(Exercise requirements): Give the material once more, word for word, without any images.

======== Given data

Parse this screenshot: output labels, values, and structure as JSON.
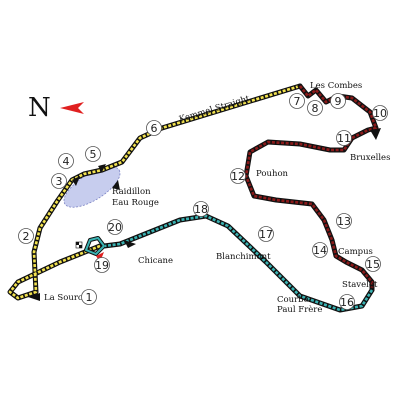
{
  "map": {
    "north_label": "N",
    "colors": {
      "sector1": "#f3e350",
      "sector2": "#8b1a1a",
      "sector3": "#3ab3b3",
      "outline": "#111111",
      "highlight": "#c7cdee",
      "north_arrow": "#e02020"
    },
    "labels": {
      "kemmel_straight": "Kemmel Straight",
      "les_combes": "Les Combes",
      "bruxelles": "Bruxelles",
      "pouhon": "Pouhon",
      "raidillon": "Raidillon",
      "eau_rouge": "Eau Rouge",
      "campus": "Campus",
      "stavelot": "Stavelot",
      "blanchimont": "Blanchimont",
      "chicane": "Chicane",
      "courbe": "Courbe",
      "paul_frere": "Paul Frère",
      "la_source": "La Source"
    },
    "corners": [
      "1",
      "2",
      "3",
      "4",
      "5",
      "6",
      "7",
      "8",
      "9",
      "10",
      "11",
      "12",
      "13",
      "14",
      "15",
      "16",
      "17",
      "18",
      "19",
      "20"
    ]
  }
}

================

(Response below):
Parse this screenshot: output labels, values, and structure as JSON.
{
  "map": {
    "north_label": "N",
    "colors": {
      "sector1": "#f3e350",
      "sector2": "#8b1a1a",
      "sector3": "#3ab3b3",
      "outline": "#111111",
      "highlight": "#c7cdee",
      "north_arrow": "#e02020"
    },
    "labels": {
      "kemmel_straight": "Kemmel Straight",
      "les_combes": "Les Combes",
      "bruxelles": "Bruxelles",
      "pouhon": "Pouhon",
      "raidillon": "Raidillon",
      "eau_rouge": "Eau Rouge",
      "campus": "Campus",
      "stavelot": "Stavelot",
      "blanchimont": "Blanchimont",
      "chicane": "Chicane",
      "courbe": "Courbe",
      "paul_frere": "Paul Frère",
      "la_source": "La Source"
    },
    "corners": [
      "1",
      "2",
      "3",
      "4",
      "5",
      "6",
      "7",
      "8",
      "9",
      "10",
      "11",
      "12",
      "13",
      "14",
      "15",
      "16",
      "17",
      "18",
      "19",
      "20"
    ]
  }
}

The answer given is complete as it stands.